"""

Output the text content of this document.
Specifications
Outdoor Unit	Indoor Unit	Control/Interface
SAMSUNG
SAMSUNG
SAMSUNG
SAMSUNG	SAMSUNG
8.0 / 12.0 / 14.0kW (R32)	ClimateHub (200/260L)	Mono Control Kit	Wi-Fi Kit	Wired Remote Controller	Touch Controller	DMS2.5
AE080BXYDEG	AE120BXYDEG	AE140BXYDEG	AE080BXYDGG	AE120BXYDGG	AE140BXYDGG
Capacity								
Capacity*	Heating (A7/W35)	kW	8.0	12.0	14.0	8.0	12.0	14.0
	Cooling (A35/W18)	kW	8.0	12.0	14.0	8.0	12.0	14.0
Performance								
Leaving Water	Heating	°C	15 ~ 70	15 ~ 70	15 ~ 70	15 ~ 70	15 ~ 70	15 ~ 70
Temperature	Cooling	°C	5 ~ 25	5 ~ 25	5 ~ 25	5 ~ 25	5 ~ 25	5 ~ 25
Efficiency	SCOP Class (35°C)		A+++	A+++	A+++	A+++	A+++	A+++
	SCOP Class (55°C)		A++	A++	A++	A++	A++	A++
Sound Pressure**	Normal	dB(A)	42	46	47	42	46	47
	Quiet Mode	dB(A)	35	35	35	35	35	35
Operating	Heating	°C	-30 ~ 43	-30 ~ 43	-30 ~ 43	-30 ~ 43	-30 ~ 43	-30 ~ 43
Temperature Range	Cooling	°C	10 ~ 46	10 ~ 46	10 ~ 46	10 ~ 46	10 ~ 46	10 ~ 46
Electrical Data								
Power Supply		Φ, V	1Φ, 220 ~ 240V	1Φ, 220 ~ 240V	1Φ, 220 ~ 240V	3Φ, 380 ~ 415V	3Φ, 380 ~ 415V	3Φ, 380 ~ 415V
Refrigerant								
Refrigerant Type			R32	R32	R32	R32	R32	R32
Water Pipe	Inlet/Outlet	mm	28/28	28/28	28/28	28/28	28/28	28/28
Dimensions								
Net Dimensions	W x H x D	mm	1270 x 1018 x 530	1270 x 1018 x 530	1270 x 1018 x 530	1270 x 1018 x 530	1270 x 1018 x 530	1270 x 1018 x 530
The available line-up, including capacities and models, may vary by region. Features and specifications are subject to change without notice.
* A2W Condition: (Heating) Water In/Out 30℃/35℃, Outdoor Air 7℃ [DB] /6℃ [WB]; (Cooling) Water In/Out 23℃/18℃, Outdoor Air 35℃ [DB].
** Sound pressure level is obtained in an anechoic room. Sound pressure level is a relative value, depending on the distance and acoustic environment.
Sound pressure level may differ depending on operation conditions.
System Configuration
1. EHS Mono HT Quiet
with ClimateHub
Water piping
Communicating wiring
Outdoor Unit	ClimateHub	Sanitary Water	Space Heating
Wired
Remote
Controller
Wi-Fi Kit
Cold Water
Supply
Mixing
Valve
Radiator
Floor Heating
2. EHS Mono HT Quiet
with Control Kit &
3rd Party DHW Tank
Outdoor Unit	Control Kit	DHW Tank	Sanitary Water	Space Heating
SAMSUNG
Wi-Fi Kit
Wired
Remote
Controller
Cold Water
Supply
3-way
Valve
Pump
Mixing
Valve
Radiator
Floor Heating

"""

▶ [EXERCISE REQUIREMENTS]
Pick out the lines above that hold the string "Mono" and show them.

▶ [ANSWER TO THE EXERCISE]
8.0 / 12.0 / 14.0kW (R32)	ClimateHub (200/260L)	Mono Control Kit	Wi-Fi Kit	Wired Remote Controller	Touch Controller	DMS2.5
1. EHS Mono HT Quiet
2. EHS Mono HT Quiet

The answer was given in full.